*Data entries:*
+++

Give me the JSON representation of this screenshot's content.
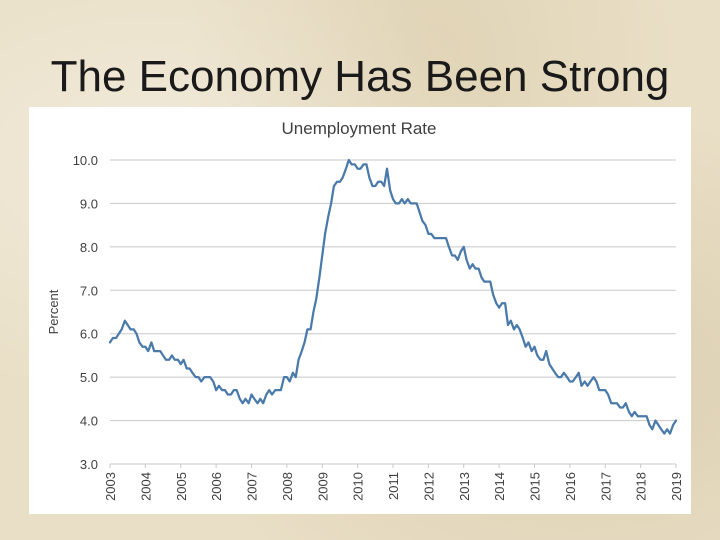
{
  "slide": {
    "title": "The Economy Has Been Strong"
  },
  "chart_data": {
    "type": "line",
    "title": "Unemployment Rate",
    "xlabel": "",
    "ylabel": "Percent",
    "x_ticks": [
      "2003",
      "2004",
      "2005",
      "2006",
      "2007",
      "2008",
      "2009",
      "2010",
      "2011",
      "2012",
      "2013",
      "2014",
      "2015",
      "2016",
      "2017",
      "2018",
      "2019"
    ],
    "y_ticks": [
      "3.0",
      "4.0",
      "5.0",
      "6.0",
      "7.0",
      "8.0",
      "9.0",
      "10.0"
    ],
    "xlim": [
      2003.0,
      2019.0
    ],
    "ylim": [
      3.0,
      10.0
    ],
    "grid": "horizontal",
    "legend": "none",
    "line_color": "#4a7aaa",
    "series": [
      {
        "x": [
          2003.0,
          2003.08,
          2003.17,
          2003.25,
          2003.33,
          2003.42,
          2003.5,
          2003.58,
          2003.67,
          2003.75,
          2003.83,
          2003.92,
          2004.0,
          2004.08,
          2004.17,
          2004.25,
          2004.33,
          2004.42,
          2004.5,
          2004.58,
          2004.67,
          2004.75,
          2004.83,
          2004.92,
          2005.0,
          2005.08,
          2005.17,
          2005.25,
          2005.33,
          2005.42,
          2005.5,
          2005.58,
          2005.67,
          2005.75,
          2005.83,
          2005.92,
          2006.0,
          2006.08,
          2006.17,
          2006.25,
          2006.33,
          2006.42,
          2006.5,
          2006.58,
          2006.67,
          2006.75,
          2006.83,
          2006.92,
          2007.0,
          2007.08,
          2007.17,
          2007.25,
          2007.33,
          2007.42,
          2007.5,
          2007.58,
          2007.67,
          2007.75,
          2007.83,
          2007.92,
          2008.0,
          2008.08,
          2008.17,
          2008.25,
          2008.33,
          2008.42,
          2008.5,
          2008.58,
          2008.67,
          2008.75,
          2008.83,
          2008.92,
          2009.0,
          2009.08,
          2009.17,
          2009.25,
          2009.33,
          2009.42,
          2009.5,
          2009.58,
          2009.67,
          2009.75,
          2009.83,
          2009.92,
          2010.0,
          2010.08,
          2010.17,
          2010.25,
          2010.33,
          2010.42,
          2010.5,
          2010.58,
          2010.67,
          2010.75,
          2010.83,
          2010.92,
          2011.0,
          2011.08,
          2011.17,
          2011.25,
          2011.33,
          2011.42,
          2011.5,
          2011.58,
          2011.67,
          2011.75,
          2011.83,
          2011.92,
          2012.0,
          2012.08,
          2012.17,
          2012.25,
          2012.33,
          2012.42,
          2012.5,
          2012.58,
          2012.67,
          2012.75,
          2012.83,
          2012.92,
          2013.0,
          2013.08,
          2013.17,
          2013.25,
          2013.33,
          2013.42,
          2013.5,
          2013.58,
          2013.67,
          2013.75,
          2013.83,
          2013.92,
          2014.0,
          2014.08,
          2014.17,
          2014.25,
          2014.33,
          2014.42,
          2014.5,
          2014.58,
          2014.67,
          2014.75,
          2014.83,
          2014.92,
          2015.0,
          2015.08,
          2015.17,
          2015.25,
          2015.33,
          2015.42,
          2015.5,
          2015.58,
          2015.67,
          2015.75,
          2015.83,
          2015.92,
          2016.0,
          2016.08,
          2016.17,
          2016.25,
          2016.33,
          2016.42,
          2016.5,
          2016.58,
          2016.67,
          2016.75,
          2016.83,
          2016.92,
          2017.0,
          2017.08,
          2017.17,
          2017.25,
          2017.33,
          2017.42,
          2017.5,
          2017.58,
          2017.67,
          2017.75,
          2017.83,
          2017.92,
          2018.0,
          2018.08,
          2018.17,
          2018.25,
          2018.33,
          2018.42,
          2018.5,
          2018.58,
          2018.67,
          2018.75,
          2018.83,
          2018.92,
          2019.0
        ],
        "y": [
          5.8,
          5.9,
          5.9,
          6.0,
          6.1,
          6.3,
          6.2,
          6.1,
          6.1,
          6.0,
          5.8,
          5.7,
          5.7,
          5.6,
          5.8,
          5.6,
          5.6,
          5.6,
          5.5,
          5.4,
          5.4,
          5.5,
          5.4,
          5.4,
          5.3,
          5.4,
          5.2,
          5.2,
          5.1,
          5.0,
          5.0,
          4.9,
          5.0,
          5.0,
          5.0,
          4.9,
          4.7,
          4.8,
          4.7,
          4.7,
          4.6,
          4.6,
          4.7,
          4.7,
          4.5,
          4.4,
          4.5,
          4.4,
          4.6,
          4.5,
          4.4,
          4.5,
          4.4,
          4.6,
          4.7,
          4.6,
          4.7,
          4.7,
          4.7,
          5.0,
          5.0,
          4.9,
          5.1,
          5.0,
          5.4,
          5.6,
          5.8,
          6.1,
          6.1,
          6.5,
          6.8,
          7.3,
          7.8,
          8.3,
          8.7,
          9.0,
          9.4,
          9.5,
          9.5,
          9.6,
          9.8,
          10.0,
          9.9,
          9.9,
          9.8,
          9.8,
          9.9,
          9.9,
          9.6,
          9.4,
          9.4,
          9.5,
          9.5,
          9.4,
          9.8,
          9.3,
          9.1,
          9.0,
          9.0,
          9.1,
          9.0,
          9.1,
          9.0,
          9.0,
          9.0,
          8.8,
          8.6,
          8.5,
          8.3,
          8.3,
          8.2,
          8.2,
          8.2,
          8.2,
          8.2,
          8.0,
          7.8,
          7.8,
          7.7,
          7.9,
          8.0,
          7.7,
          7.5,
          7.6,
          7.5,
          7.5,
          7.3,
          7.2,
          7.2,
          7.2,
          6.9,
          6.7,
          6.6,
          6.7,
          6.7,
          6.2,
          6.3,
          6.1,
          6.2,
          6.1,
          5.9,
          5.7,
          5.8,
          5.6,
          5.7,
          5.5,
          5.4,
          5.4,
          5.6,
          5.3,
          5.2,
          5.1,
          5.0,
          5.0,
          5.1,
          5.0,
          4.9,
          4.9,
          5.0,
          5.1,
          4.8,
          4.9,
          4.8,
          4.9,
          5.0,
          4.9,
          4.7,
          4.7,
          4.7,
          4.6,
          4.4,
          4.4,
          4.4,
          4.3,
          4.3,
          4.4,
          4.2,
          4.1,
          4.2,
          4.1,
          4.1,
          4.1,
          4.1,
          3.9,
          3.8,
          4.0,
          3.9,
          3.8,
          3.7,
          3.8,
          3.7,
          3.9,
          4.0
        ]
      }
    ]
  }
}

+++

*Aim of the task:* Keep the pictures out of the copy and return the rest of the data above exactly.

*Correct result:*
Give me the JSON representation of this screenshot's content.
{
  "slide": {
    "title": "The Economy Has Been Strong"
  },
  "chart_data": {
    "type": "line",
    "title": "Unemployment Rate",
    "xlabel": "",
    "ylabel": "Percent",
    "x_ticks": [
      "2003",
      "2004",
      "2005",
      "2006",
      "2007",
      "2008",
      "2009",
      "2010",
      "2011",
      "2012",
      "2013",
      "2014",
      "2015",
      "2016",
      "2017",
      "2018",
      "2019"
    ],
    "y_ticks": [
      "3.0",
      "4.0",
      "5.0",
      "6.0",
      "7.0",
      "8.0",
      "9.0",
      "10.0"
    ],
    "xlim": [
      2003.0,
      2019.0
    ],
    "ylim": [
      3.0,
      10.0
    ],
    "grid": "horizontal",
    "legend": "none",
    "line_color": "#4a7aaa",
    "series": [
      {
        "x": [
          2003.0,
          2003.08,
          2003.17,
          2003.25,
          2003.33,
          2003.42,
          2003.5,
          2003.58,
          2003.67,
          2003.75,
          2003.83,
          2003.92,
          2004.0,
          2004.08,
          2004.17,
          2004.25,
          2004.33,
          2004.42,
          2004.5,
          2004.58,
          2004.67,
          2004.75,
          2004.83,
          2004.92,
          2005.0,
          2005.08,
          2005.17,
          2005.25,
          2005.33,
          2005.42,
          2005.5,
          2005.58,
          2005.67,
          2005.75,
          2005.83,
          2005.92,
          2006.0,
          2006.08,
          2006.17,
          2006.25,
          2006.33,
          2006.42,
          2006.5,
          2006.58,
          2006.67,
          2006.75,
          2006.83,
          2006.92,
          2007.0,
          2007.08,
          2007.17,
          2007.25,
          2007.33,
          2007.42,
          2007.5,
          2007.58,
          2007.67,
          2007.75,
          2007.83,
          2007.92,
          2008.0,
          2008.08,
          2008.17,
          2008.25,
          2008.33,
          2008.42,
          2008.5,
          2008.58,
          2008.67,
          2008.75,
          2008.83,
          2008.92,
          2009.0,
          2009.08,
          2009.17,
          2009.25,
          2009.33,
          2009.42,
          2009.5,
          2009.58,
          2009.67,
          2009.75,
          2009.83,
          2009.92,
          2010.0,
          2010.08,
          2010.17,
          2010.25,
          2010.33,
          2010.42,
          2010.5,
          2010.58,
          2010.67,
          2010.75,
          2010.83,
          2010.92,
          2011.0,
          2011.08,
          2011.17,
          2011.25,
          2011.33,
          2011.42,
          2011.5,
          2011.58,
          2011.67,
          2011.75,
          2011.83,
          2011.92,
          2012.0,
          2012.08,
          2012.17,
          2012.25,
          2012.33,
          2012.42,
          2012.5,
          2012.58,
          2012.67,
          2012.75,
          2012.83,
          2012.92,
          2013.0,
          2013.08,
          2013.17,
          2013.25,
          2013.33,
          2013.42,
          2013.5,
          2013.58,
          2013.67,
          2013.75,
          2013.83,
          2013.92,
          2014.0,
          2014.08,
          2014.17,
          2014.25,
          2014.33,
          2014.42,
          2014.5,
          2014.58,
          2014.67,
          2014.75,
          2014.83,
          2014.92,
          2015.0,
          2015.08,
          2015.17,
          2015.25,
          2015.33,
          2015.42,
          2015.5,
          2015.58,
          2015.67,
          2015.75,
          2015.83,
          2015.92,
          2016.0,
          2016.08,
          2016.17,
          2016.25,
          2016.33,
          2016.42,
          2016.5,
          2016.58,
          2016.67,
          2016.75,
          2016.83,
          2016.92,
          2017.0,
          2017.08,
          2017.17,
          2017.25,
          2017.33,
          2017.42,
          2017.5,
          2017.58,
          2017.67,
          2017.75,
          2017.83,
          2017.92,
          2018.0,
          2018.08,
          2018.17,
          2018.25,
          2018.33,
          2018.42,
          2018.5,
          2018.58,
          2018.67,
          2018.75,
          2018.83,
          2018.92,
          2019.0
        ],
        "y": [
          5.8,
          5.9,
          5.9,
          6.0,
          6.1,
          6.3,
          6.2,
          6.1,
          6.1,
          6.0,
          5.8,
          5.7,
          5.7,
          5.6,
          5.8,
          5.6,
          5.6,
          5.6,
          5.5,
          5.4,
          5.4,
          5.5,
          5.4,
          5.4,
          5.3,
          5.4,
          5.2,
          5.2,
          5.1,
          5.0,
          5.0,
          4.9,
          5.0,
          5.0,
          5.0,
          4.9,
          4.7,
          4.8,
          4.7,
          4.7,
          4.6,
          4.6,
          4.7,
          4.7,
          4.5,
          4.4,
          4.5,
          4.4,
          4.6,
          4.5,
          4.4,
          4.5,
          4.4,
          4.6,
          4.7,
          4.6,
          4.7,
          4.7,
          4.7,
          5.0,
          5.0,
          4.9,
          5.1,
          5.0,
          5.4,
          5.6,
          5.8,
          6.1,
          6.1,
          6.5,
          6.8,
          7.3,
          7.8,
          8.3,
          8.7,
          9.0,
          9.4,
          9.5,
          9.5,
          9.6,
          9.8,
          10.0,
          9.9,
          9.9,
          9.8,
          9.8,
          9.9,
          9.9,
          9.6,
          9.4,
          9.4,
          9.5,
          9.5,
          9.4,
          9.8,
          9.3,
          9.1,
          9.0,
          9.0,
          9.1,
          9.0,
          9.1,
          9.0,
          9.0,
          9.0,
          8.8,
          8.6,
          8.5,
          8.3,
          8.3,
          8.2,
          8.2,
          8.2,
          8.2,
          8.2,
          8.0,
          7.8,
          7.8,
          7.7,
          7.9,
          8.0,
          7.7,
          7.5,
          7.6,
          7.5,
          7.5,
          7.3,
          7.2,
          7.2,
          7.2,
          6.9,
          6.7,
          6.6,
          6.7,
          6.7,
          6.2,
          6.3,
          6.1,
          6.2,
          6.1,
          5.9,
          5.7,
          5.8,
          5.6,
          5.7,
          5.5,
          5.4,
          5.4,
          5.6,
          5.3,
          5.2,
          5.1,
          5.0,
          5.0,
          5.1,
          5.0,
          4.9,
          4.9,
          5.0,
          5.1,
          4.8,
          4.9,
          4.8,
          4.9,
          5.0,
          4.9,
          4.7,
          4.7,
          4.7,
          4.6,
          4.4,
          4.4,
          4.4,
          4.3,
          4.3,
          4.4,
          4.2,
          4.1,
          4.2,
          4.1,
          4.1,
          4.1,
          4.1,
          3.9,
          3.8,
          4.0,
          3.9,
          3.8,
          3.7,
          3.8,
          3.7,
          3.9,
          4.0
        ]
      }
    ]
  }
}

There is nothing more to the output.